((
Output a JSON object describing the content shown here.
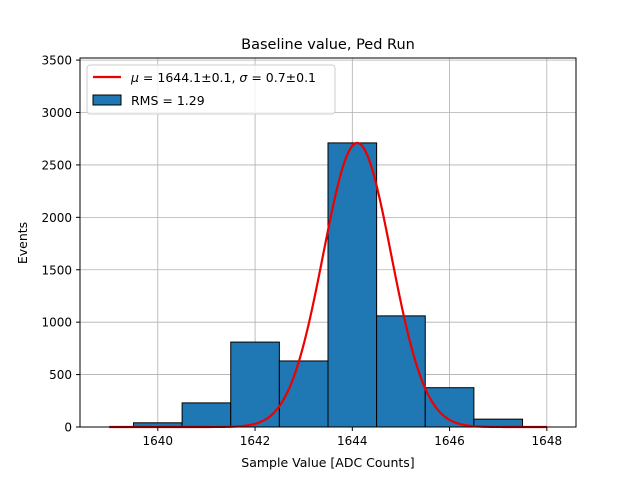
{
  "chart_data": {
    "type": "bar",
    "title": "Baseline value, Ped Run",
    "xlabel": "Sample Value [ADC Counts]",
    "ylabel": "Events",
    "xlim": [
      1638.4,
      1648.6
    ],
    "ylim": [
      0,
      3520
    ],
    "grid": true,
    "xticks": [
      1640,
      1642,
      1644,
      1646,
      1648
    ],
    "yticks": [
      0,
      500,
      1000,
      1500,
      2000,
      2500,
      3000,
      3500
    ],
    "histogram": {
      "name": "RMS = 1.29",
      "bin_edges": [
        1638.5,
        1639.5,
        1640.5,
        1641.5,
        1642.5,
        1643.5,
        1644.5,
        1645.5,
        1646.5,
        1647.5
      ],
      "values": [
        0,
        40,
        230,
        810,
        630,
        2710,
        1060,
        375,
        75
      ],
      "color": "#1f77b4"
    },
    "fit": {
      "name": "$\\mu = 1644.1 \\pm 0.1$, $\\sigma = 0.7 \\pm 0.1$",
      "legend_mu_symbol": "μ",
      "legend_mu_text": " = 1644.1±0.1, ",
      "legend_sigma_symbol": "σ",
      "legend_sigma_text": " = 0.7±0.1",
      "type": "gaussian",
      "mu": 1644.1,
      "sigma": 0.7,
      "amplitude": 2710,
      "x_range": [
        1639,
        1648
      ],
      "color": "#ee0000"
    },
    "legend_position": "upper-left"
  }
}
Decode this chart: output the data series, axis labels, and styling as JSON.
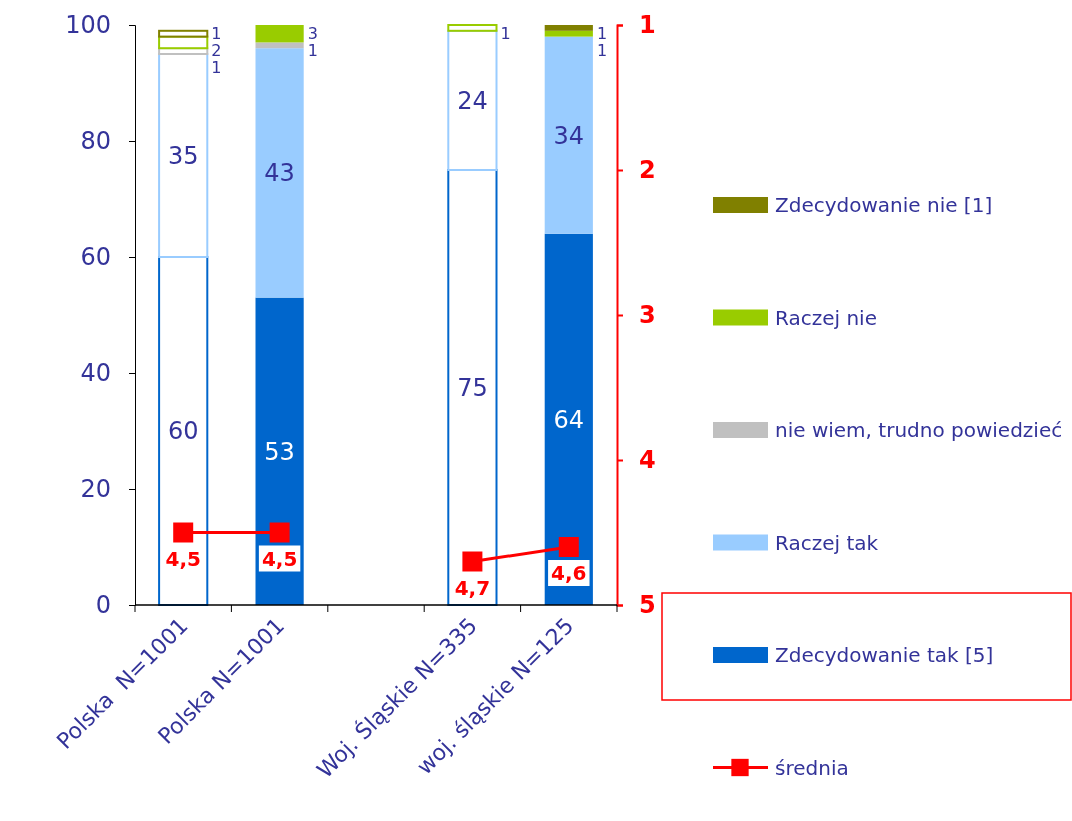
{
  "chart_data": {
    "type": "bar",
    "stacked": true,
    "categories": [
      "Polska  N=1001",
      "Polska N=1001",
      null,
      "Woj. Śląskie N=335",
      "woj. śląskie N=125"
    ],
    "series": [
      {
        "name": "Zdecydowanie tak [5]",
        "color": "#0066cc",
        "colors": [
          "#ffffff",
          "#0066cc",
          null,
          "#ffffff",
          "#0066cc"
        ],
        "values": [
          60,
          53,
          null,
          75,
          64
        ],
        "value_labels": [
          "60",
          "53",
          null,
          "75",
          "64"
        ]
      },
      {
        "name": "Raczej tak",
        "color": "#99ccff",
        "colors": [
          "#ffffff",
          "#99ccff",
          null,
          "#ffffff",
          "#99ccff"
        ],
        "values": [
          35,
          43,
          null,
          24,
          34
        ],
        "value_labels": [
          "35",
          "43",
          null,
          "24",
          "34"
        ]
      },
      {
        "name": "nie wiem, trudno powiedzieć",
        "color": "#c0c0c0",
        "colors": [
          "#ffffff",
          "#c0c0c0",
          null,
          "#ffffff",
          "#c0c0c0"
        ],
        "values": [
          1,
          1,
          null,
          0,
          0
        ],
        "value_labels": [
          "1",
          "1",
          null,
          null,
          null
        ]
      },
      {
        "name": "Raczej nie",
        "color": "#99cc00",
        "colors": [
          "#ffffff",
          "#99cc00",
          null,
          "#ffffff",
          "#99cc00"
        ],
        "values": [
          2,
          3,
          null,
          1,
          1
        ],
        "value_labels": [
          "2",
          "3",
          null,
          "1",
          "1"
        ]
      },
      {
        "name": "Zdecydowanie nie [1]",
        "color": "#808000",
        "colors": [
          "#ffffff",
          "#808000",
          null,
          "#ffffff",
          "#808000"
        ],
        "values": [
          1,
          0,
          null,
          0,
          1
        ],
        "value_labels": [
          "1",
          null,
          null,
          null,
          "1"
        ]
      },
      {
        "name": "średnia",
        "type": "line",
        "axis": "y2",
        "color": "#ff0000",
        "marker": "square",
        "values": [
          4.5,
          4.5,
          null,
          4.7,
          4.6
        ],
        "value_labels": [
          "4,5",
          "4,5",
          null,
          "4,7",
          "4,6"
        ]
      }
    ],
    "ylim": [
      0,
      100
    ],
    "yticks": [
      0,
      20,
      40,
      60,
      80,
      100
    ],
    "y2lim": [
      5,
      1
    ],
    "y2ticks": [
      1,
      2,
      3,
      4,
      5
    ],
    "grid": false,
    "legend": "right"
  }
}
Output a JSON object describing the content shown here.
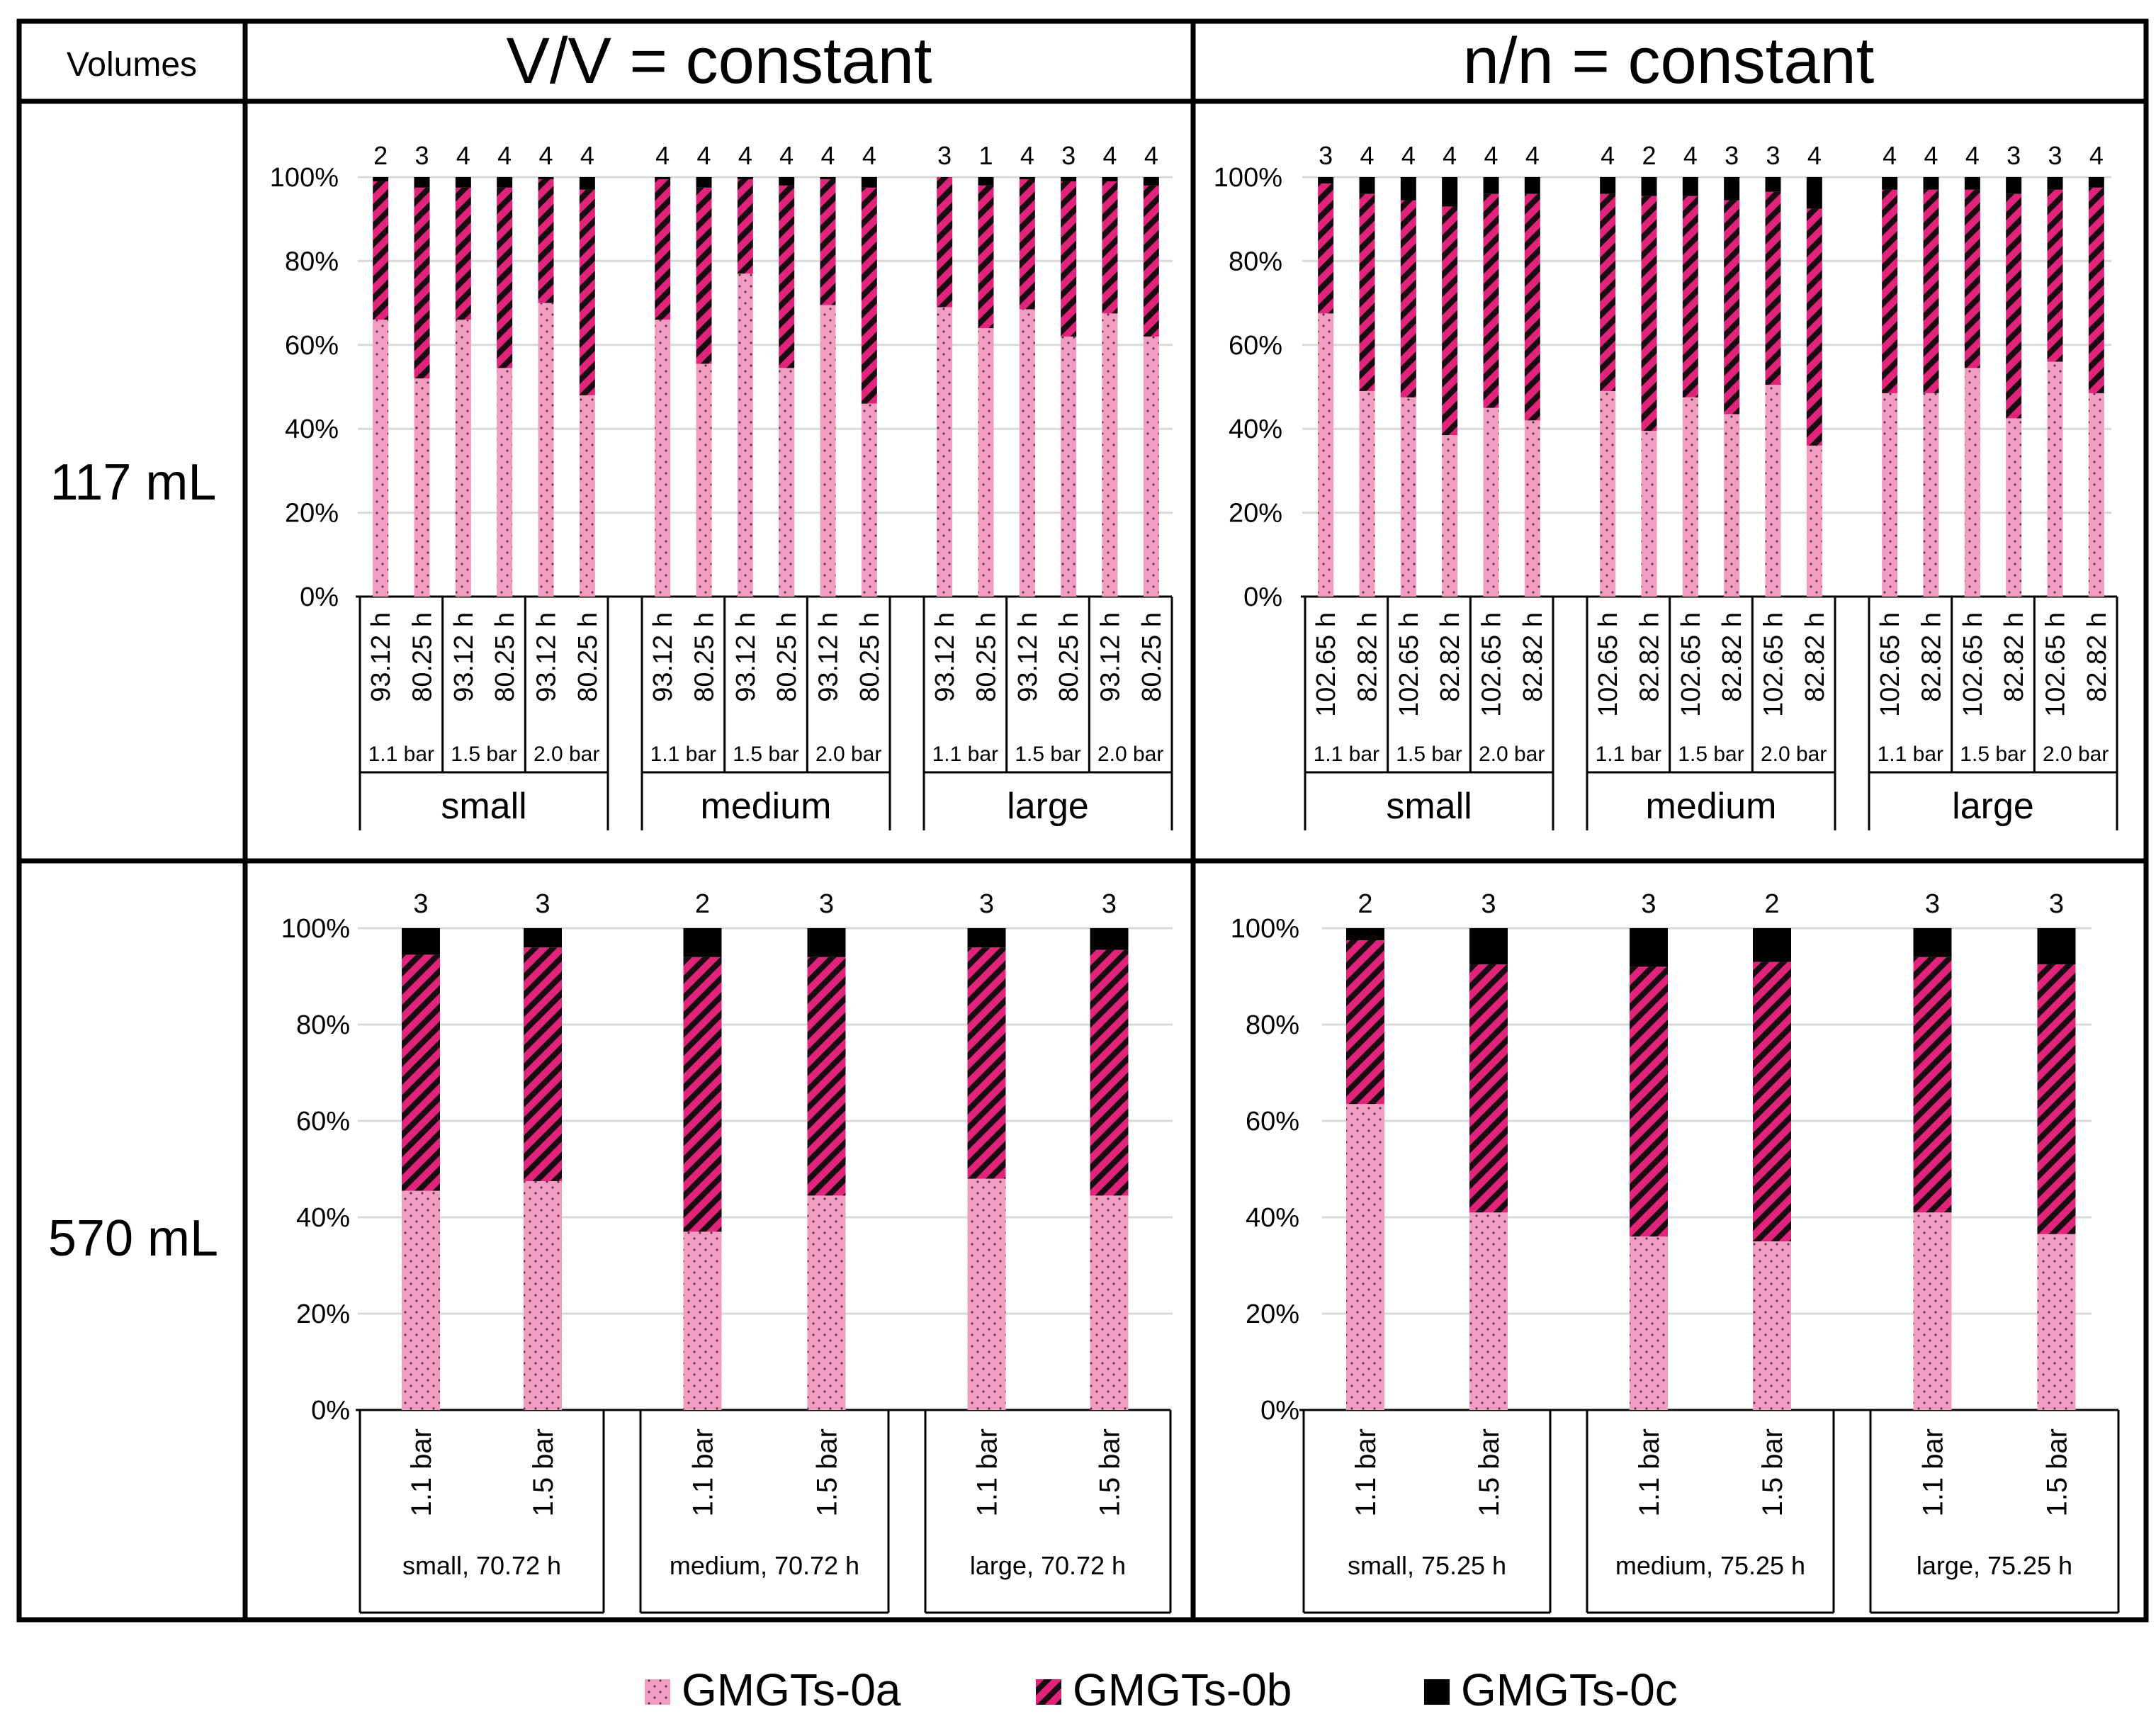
{
  "header": {
    "volumes_label": "Volumes",
    "col1_title": "V/V = constant",
    "col2_title": "n/n = constant"
  },
  "rows": {
    "row1_label": "117 mL",
    "row2_label": "570 mL"
  },
  "legend": {
    "items": [
      {
        "label": "GMGTs-0a",
        "color": "#f19cc0",
        "pattern": "dots"
      },
      {
        "label": "GMGTs-0b",
        "color": "#e0247a",
        "pattern": "stripes"
      },
      {
        "label": "GMGTs-0c",
        "color": "#000000",
        "pattern": "solid"
      }
    ]
  },
  "colors": {
    "a": "#f19cc0",
    "b": "#e0247a",
    "c": "#000000",
    "border": "#000000",
    "grid": "#d9d9d9"
  },
  "chart_data": [
    {
      "id": "vv117",
      "type": "bar",
      "stacked": true,
      "title": "117 mL, V/V = constant",
      "yticks": [
        "0%",
        "20%",
        "40%",
        "60%",
        "80%",
        "100%"
      ],
      "ylim": [
        0,
        100
      ],
      "series_names": [
        "GMGTs-0a",
        "GMGTs-0b",
        "GMGTs-0c"
      ],
      "groups": [
        {
          "label": "small",
          "pressures": [
            "1.1 bar",
            "1.5 bar",
            "2.0 bar"
          ],
          "times": [
            "93.12 h",
            "80.25 h"
          ],
          "bars": [
            [
              66,
              33,
              1
            ],
            [
              52,
              45.5,
              2.5
            ],
            [
              66,
              31.5,
              2.5
            ],
            [
              54.5,
              43,
              2.5
            ],
            [
              70,
              29.5,
              0.5
            ],
            [
              48,
              49,
              3
            ]
          ],
          "n": [
            "2",
            "3",
            "4",
            "4",
            "4",
            "4"
          ]
        },
        {
          "label": "medium",
          "pressures": [
            "1.1 bar",
            "1.5 bar",
            "2.0 bar"
          ],
          "times": [
            "93.12 h",
            "80.25 h"
          ],
          "bars": [
            [
              66,
              33.5,
              0.5
            ],
            [
              55.5,
              42,
              2.5
            ],
            [
              77,
              22.5,
              0.5
            ],
            [
              54.5,
              43.5,
              2
            ],
            [
              69.5,
              30,
              0.5
            ],
            [
              46,
              51.5,
              2.5
            ]
          ],
          "n": [
            "4",
            "4",
            "4",
            "4",
            "4",
            "4"
          ]
        },
        {
          "label": "large",
          "pressures": [
            "1.1 bar",
            "1.5 bar",
            "2.0 bar"
          ],
          "times": [
            "93.12 h",
            "80.25 h"
          ],
          "bars": [
            [
              69,
              31,
              0
            ],
            [
              64,
              34,
              2
            ],
            [
              68.5,
              31,
              0.5
            ],
            [
              62,
              37,
              1
            ],
            [
              67.5,
              31.5,
              1
            ],
            [
              62,
              36,
              2
            ]
          ],
          "n": [
            "3",
            "1",
            "4",
            "3",
            "4",
            "4"
          ]
        }
      ]
    },
    {
      "id": "nn117",
      "type": "bar",
      "stacked": true,
      "title": "117 mL, n/n = constant",
      "yticks": [
        "0%",
        "20%",
        "40%",
        "60%",
        "80%",
        "100%"
      ],
      "ylim": [
        0,
        100
      ],
      "series_names": [
        "GMGTs-0a",
        "GMGTs-0b",
        "GMGTs-0c"
      ],
      "groups": [
        {
          "label": "small",
          "pressures": [
            "1.1 bar",
            "1.5 bar",
            "2.0 bar"
          ],
          "times": [
            "102.65 h",
            "82.82 h"
          ],
          "bars": [
            [
              67.5,
              31,
              1.5
            ],
            [
              49,
              47,
              4
            ],
            [
              47.5,
              47,
              5.5
            ],
            [
              38.5,
              54.5,
              7
            ],
            [
              45,
              51,
              4
            ],
            [
              42,
              54,
              4
            ]
          ],
          "n": [
            "3",
            "4",
            "4",
            "4",
            "4",
            "4"
          ]
        },
        {
          "label": "medium",
          "pressures": [
            "1.1 bar",
            "1.5 bar",
            "2.0 bar"
          ],
          "times": [
            "102.65 h",
            "82.82 h"
          ],
          "bars": [
            [
              49,
              47,
              4
            ],
            [
              39.5,
              56,
              4.5
            ],
            [
              47.5,
              48,
              4.5
            ],
            [
              43.5,
              51,
              5.5
            ],
            [
              50.5,
              46,
              3.5
            ],
            [
              36,
              56.5,
              7.5
            ]
          ],
          "n": [
            "4",
            "2",
            "4",
            "3",
            "3",
            "4"
          ]
        },
        {
          "label": "large",
          "pressures": [
            "1.1 bar",
            "1.5 bar",
            "2.0 bar"
          ],
          "times": [
            "102.65 h",
            "82.82 h"
          ],
          "bars": [
            [
              48.5,
              48.5,
              3
            ],
            [
              48.5,
              48.5,
              3
            ],
            [
              54.5,
              42.5,
              3
            ],
            [
              42.5,
              53.5,
              4
            ],
            [
              56,
              41,
              3
            ],
            [
              48.5,
              49,
              2.5
            ]
          ],
          "n": [
            "4",
            "4",
            "4",
            "3",
            "3",
            "4"
          ]
        }
      ]
    },
    {
      "id": "vv570",
      "type": "bar",
      "stacked": true,
      "title": "570 mL, V/V = constant",
      "yticks": [
        "0%",
        "20%",
        "40%",
        "60%",
        "80%",
        "100%"
      ],
      "ylim": [
        0,
        100
      ],
      "series_names": [
        "GMGTs-0a",
        "GMGTs-0b",
        "GMGTs-0c"
      ],
      "groups": [
        {
          "label": "small, 70.72 h",
          "pressures": [
            "1.1 bar",
            "1.5 bar"
          ],
          "bars": [
            [
              45.5,
              49,
              5.5
            ],
            [
              47.5,
              48.5,
              4
            ]
          ],
          "n": [
            "3",
            "3"
          ]
        },
        {
          "label": "medium, 70.72 h",
          "pressures": [
            "1.1 bar",
            "1.5 bar"
          ],
          "bars": [
            [
              37,
              57,
              6
            ],
            [
              44.5,
              49.5,
              6
            ]
          ],
          "n": [
            "2",
            "3"
          ]
        },
        {
          "label": "large, 70.72 h",
          "pressures": [
            "1.1 bar",
            "1.5 bar"
          ],
          "bars": [
            [
              48,
              48,
              4
            ],
            [
              44.5,
              51,
              4.5
            ]
          ],
          "n": [
            "3",
            "3"
          ]
        }
      ]
    },
    {
      "id": "nn570",
      "type": "bar",
      "stacked": true,
      "title": "570 mL, n/n = constant",
      "yticks": [
        "0%",
        "20%",
        "40%",
        "60%",
        "80%",
        "100%"
      ],
      "ylim": [
        0,
        100
      ],
      "series_names": [
        "GMGTs-0a",
        "GMGTs-0b",
        "GMGTs-0c"
      ],
      "groups": [
        {
          "label": "small, 75.25 h",
          "pressures": [
            "1.1 bar",
            "1.5 bar"
          ],
          "bars": [
            [
              63.5,
              34,
              2.5
            ],
            [
              41,
              51.5,
              7.5
            ]
          ],
          "n": [
            "2",
            "3"
          ]
        },
        {
          "label": "medium, 75.25 h",
          "pressures": [
            "1.1 bar",
            "1.5 bar"
          ],
          "bars": [
            [
              36,
              56,
              8
            ],
            [
              35,
              58,
              7
            ]
          ],
          "n": [
            "3",
            "2"
          ]
        },
        {
          "label": "large, 75.25 h",
          "pressures": [
            "1.1 bar",
            "1.5 bar"
          ],
          "bars": [
            [
              41,
              53,
              6
            ],
            [
              36.5,
              56,
              7.5
            ]
          ],
          "n": [
            "3",
            "3"
          ]
        }
      ]
    }
  ]
}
))
Copy out each line in the listing that has the word "pattern".

        "pattern": "dots"
        "pattern": "stripes"
        "pattern": "solid"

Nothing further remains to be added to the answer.